**DO THIS:** Copy all of the material below exactly.

**Some records:**

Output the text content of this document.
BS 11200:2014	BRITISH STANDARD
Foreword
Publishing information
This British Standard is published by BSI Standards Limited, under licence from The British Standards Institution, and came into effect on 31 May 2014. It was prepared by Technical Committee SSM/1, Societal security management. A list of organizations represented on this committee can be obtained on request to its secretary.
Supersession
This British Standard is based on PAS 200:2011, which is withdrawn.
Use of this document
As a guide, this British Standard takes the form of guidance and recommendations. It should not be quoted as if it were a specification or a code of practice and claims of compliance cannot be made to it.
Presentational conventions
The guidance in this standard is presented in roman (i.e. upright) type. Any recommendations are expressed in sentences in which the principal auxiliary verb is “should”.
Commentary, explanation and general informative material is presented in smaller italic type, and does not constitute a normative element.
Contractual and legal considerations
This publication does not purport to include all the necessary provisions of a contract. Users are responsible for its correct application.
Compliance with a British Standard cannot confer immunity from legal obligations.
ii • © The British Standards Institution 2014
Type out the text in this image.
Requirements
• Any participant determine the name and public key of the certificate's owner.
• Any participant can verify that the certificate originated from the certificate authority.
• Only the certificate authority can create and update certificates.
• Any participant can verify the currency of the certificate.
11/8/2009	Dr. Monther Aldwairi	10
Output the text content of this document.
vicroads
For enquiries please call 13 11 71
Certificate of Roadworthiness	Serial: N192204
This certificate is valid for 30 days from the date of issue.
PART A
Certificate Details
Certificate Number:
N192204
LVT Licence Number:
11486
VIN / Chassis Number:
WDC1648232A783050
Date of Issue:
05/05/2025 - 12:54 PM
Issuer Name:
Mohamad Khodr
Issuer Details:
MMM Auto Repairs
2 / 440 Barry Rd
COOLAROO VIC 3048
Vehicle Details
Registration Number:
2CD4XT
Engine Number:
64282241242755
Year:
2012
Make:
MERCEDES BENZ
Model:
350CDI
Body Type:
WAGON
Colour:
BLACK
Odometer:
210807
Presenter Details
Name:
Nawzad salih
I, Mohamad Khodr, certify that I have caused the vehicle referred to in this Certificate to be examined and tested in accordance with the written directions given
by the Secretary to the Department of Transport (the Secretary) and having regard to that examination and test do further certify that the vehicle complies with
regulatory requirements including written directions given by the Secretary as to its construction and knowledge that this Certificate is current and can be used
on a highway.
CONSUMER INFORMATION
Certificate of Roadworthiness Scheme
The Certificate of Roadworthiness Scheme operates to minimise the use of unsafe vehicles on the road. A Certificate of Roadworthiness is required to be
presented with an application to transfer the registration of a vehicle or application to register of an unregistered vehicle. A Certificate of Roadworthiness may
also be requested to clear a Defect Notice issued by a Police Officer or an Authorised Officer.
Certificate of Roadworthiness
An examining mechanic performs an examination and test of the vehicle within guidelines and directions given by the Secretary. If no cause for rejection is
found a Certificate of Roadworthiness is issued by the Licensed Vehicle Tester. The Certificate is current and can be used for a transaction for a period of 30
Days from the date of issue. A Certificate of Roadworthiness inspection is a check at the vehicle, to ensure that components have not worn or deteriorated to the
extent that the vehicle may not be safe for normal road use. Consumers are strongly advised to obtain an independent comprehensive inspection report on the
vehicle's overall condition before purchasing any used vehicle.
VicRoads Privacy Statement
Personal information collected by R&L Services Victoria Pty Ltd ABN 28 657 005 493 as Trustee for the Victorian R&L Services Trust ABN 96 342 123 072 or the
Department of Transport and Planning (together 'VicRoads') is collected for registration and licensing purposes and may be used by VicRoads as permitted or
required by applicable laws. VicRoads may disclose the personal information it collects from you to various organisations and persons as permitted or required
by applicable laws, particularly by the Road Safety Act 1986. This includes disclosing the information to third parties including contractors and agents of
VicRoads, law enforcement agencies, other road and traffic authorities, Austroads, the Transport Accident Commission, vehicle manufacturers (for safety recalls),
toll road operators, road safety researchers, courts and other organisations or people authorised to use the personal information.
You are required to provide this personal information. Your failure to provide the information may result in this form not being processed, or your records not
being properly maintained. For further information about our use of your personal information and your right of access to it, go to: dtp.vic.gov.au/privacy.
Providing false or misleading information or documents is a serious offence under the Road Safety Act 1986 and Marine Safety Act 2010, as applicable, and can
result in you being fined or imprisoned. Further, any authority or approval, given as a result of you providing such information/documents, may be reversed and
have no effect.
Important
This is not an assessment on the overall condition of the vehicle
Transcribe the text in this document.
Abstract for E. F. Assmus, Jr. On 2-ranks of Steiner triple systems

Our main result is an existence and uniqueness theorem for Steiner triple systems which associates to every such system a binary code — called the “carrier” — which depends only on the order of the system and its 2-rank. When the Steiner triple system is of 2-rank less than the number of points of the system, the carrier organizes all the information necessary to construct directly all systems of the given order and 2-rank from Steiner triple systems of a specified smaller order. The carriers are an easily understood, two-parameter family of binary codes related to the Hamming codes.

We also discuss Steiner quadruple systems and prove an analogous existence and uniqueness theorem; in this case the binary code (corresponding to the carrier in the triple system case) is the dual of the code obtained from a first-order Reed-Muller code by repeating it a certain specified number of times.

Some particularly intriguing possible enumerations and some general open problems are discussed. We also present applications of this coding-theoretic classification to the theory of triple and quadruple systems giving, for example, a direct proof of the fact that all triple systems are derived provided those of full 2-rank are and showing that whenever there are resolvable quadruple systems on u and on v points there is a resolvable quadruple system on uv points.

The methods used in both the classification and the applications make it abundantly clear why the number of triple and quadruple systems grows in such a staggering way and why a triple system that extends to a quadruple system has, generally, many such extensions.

**FINISHED ANSWER:**
Output the text content of this document.
BS 11200:2014	BRITISH STANDARD
Foreword
Publishing information
This British Standard is published by BSI Standards Limited, under licence from The British Standards Institution, and came into effect on 31 May 2014. It was prepared by Technical Committee SSM/1, Societal security management. A list of organizations represented on this committee can be obtained on request to its secretary.
Supersession
This British Standard is based on PAS 200:2011, which is withdrawn.
Use of this document
As a guide, this British Standard takes the form of guidance and recommendations. It should not be quoted as if it were a specification or a code of practice and claims of compliance cannot be made to it.
Presentational conventions
The guidance in this standard is presented in roman (i.e. upright) type. Any recommendations are expressed in sentences in which the principal auxiliary verb is “should”.
Commentary, explanation and general informative material is presented in smaller italic type, and does not constitute a normative element.
Contractual and legal considerations
This publication does not purport to include all the necessary provisions of a contract. Users are responsible for its correct application.
Compliance with a British Standard cannot confer immunity from legal obligations.
ii • © The British Standards Institution 2014
Type out the text in this image.
Requirements
• Any participant determine the name and public key of the certificate's owner.
• Any participant can verify that the certificate originated from the certificate authority.
• Only the certificate authority can create and update certificates.
• Any participant can verify the currency of the certificate.
11/8/2009	Dr. Monther Aldwairi	10
Output the text content of this document.
vicroads
For enquiries please call 13 11 71
Certificate of Roadworthiness	Serial: N192204
This certificate is valid for 30 days from the date of issue.
PART A
Certificate Details
Certificate Number:
N192204
LVT Licence Number:
11486
VIN / Chassis Number:
WDC1648232A783050
Date of Issue:
05/05/2025 - 12:54 PM
Issuer Name:
Mohamad Khodr
Issuer Details:
MMM Auto Repairs
2 / 440 Barry Rd
COOLAROO VIC 3048
Vehicle Details
Registration Number:
2CD4XT
Engine Number:
64282241242755
Year:
2012
Make:
MERCEDES BENZ
Model:
350CDI
Body Type:
WAGON
Colour:
BLACK
Odometer:
210807
Presenter Details
Name:
Nawzad salih
I, Mohamad Khodr, certify that I have caused the vehicle referred to in this Certificate to be examined and tested in accordance with the written directions given
by the Secretary to the Department of Transport (the Secretary) and having regard to that examination and test do further certify that the vehicle complies with
regulatory requirements including written directions given by the Secretary as to its construction and knowledge that this Certificate is current and can be used
on a highway.
CONSUMER INFORMATION
Certificate of Roadworthiness Scheme
The Certificate of Roadworthiness Scheme operates to minimise the use of unsafe vehicles on the road. A Certificate of Roadworthiness is required to be
presented with an application to transfer the registration of a vehicle or application to register of an unregistered vehicle. A Certificate of Roadworthiness may
also be requested to clear a Defect Notice issued by a Police Officer or an Authorised Officer.
Certificate of Roadworthiness
An examining mechanic performs an examination and test of the vehicle within guidelines and directions given by the Secretary. If no cause for rejection is
found a Certificate of Roadworthiness is issued by the Licensed Vehicle Tester. The Certificate is current and can be used for a transaction for a period of 30
Days from the date of issue. A Certificate of Roadworthiness inspection is a check at the vehicle, to ensure that components have not worn or deteriorated to the
extent that the vehicle may not be safe for normal road use. Consumers are strongly advised to obtain an independent comprehensive inspection report on the
vehicle's overall condition before purchasing any used vehicle.
VicRoads Privacy Statement
Personal information collected by R&L Services Victoria Pty Ltd ABN 28 657 005 493 as Trustee for the Victorian R&L Services Trust ABN 96 342 123 072 or the
Department of Transport and Planning (together 'VicRoads') is collected for registration and licensing purposes and may be used by VicRoads as permitted or
required by applicable laws. VicRoads may disclose the personal information it collects from you to various organisations and persons as permitted or required
by applicable laws, particularly by the Road Safety Act 1986. This includes disclosing the information to third parties including contractors and agents of
VicRoads, law enforcement agencies, other road and traffic authorities, Austroads, the Transport Accident Commission, vehicle manufacturers (for safety recalls),
toll road operators, road safety researchers, courts and other organisations or people authorised to use the personal information.
You are required to provide this personal information. Your failure to provide the information may result in this form not being processed, or your records not
being properly maintained. For further information about our use of your personal information and your right of access to it, go to: dtp.vic.gov.au/privacy.
Providing false or misleading information or documents is a serious offence under the Road Safety Act 1986 and Marine Safety Act 2010, as applicable, and can
result in you being fined or imprisoned. Further, any authority or approval, given as a result of you providing such information/documents, may be reversed and
have no effect.
Important
This is not an assessment on the overall condition of the vehicle
Transcribe the text in this document.
Abstract for E. F. Assmus, Jr. On 2-ranks of Steiner triple systems

Our main result is an existence and uniqueness theorem for Steiner triple systems which associates to every such system a binary code — called the “carrier” — which depends only on the order of the system and its 2-rank. When the Steiner triple system is of 2-rank less than the number of points of the system, the carrier organizes all the information necessary to construct directly all systems of the given order and 2-rank from Steiner triple systems of a specified smaller order. The carriers are an easily understood, two-parameter family of binary codes related to the Hamming codes.

We also discuss Steiner quadruple systems and prove an analogous existence and uniqueness theorem; in this case the binary code (corresponding to the carrier in the triple system case) is the dual of the code obtained from a first-order Reed-Muller code by repeating it a certain specified number of times.

Some particularly intriguing possible enumerations and some general open problems are discussed. We also present applications of this coding-theoretic classification to the theory of triple and quadruple systems giving, for example, a direct proof of the fact that all triple systems are derived provided those of full 2-rank are and showing that whenever there are resolvable quadruple systems on u and on v points there is a resolvable quadruple system on uv points.

The methods used in both the classification and the applications make it abundantly clear why the number of triple and quadruple systems grows in such a staggering way and why a triple system that extends to a quadruple system has, generally, many such extensions.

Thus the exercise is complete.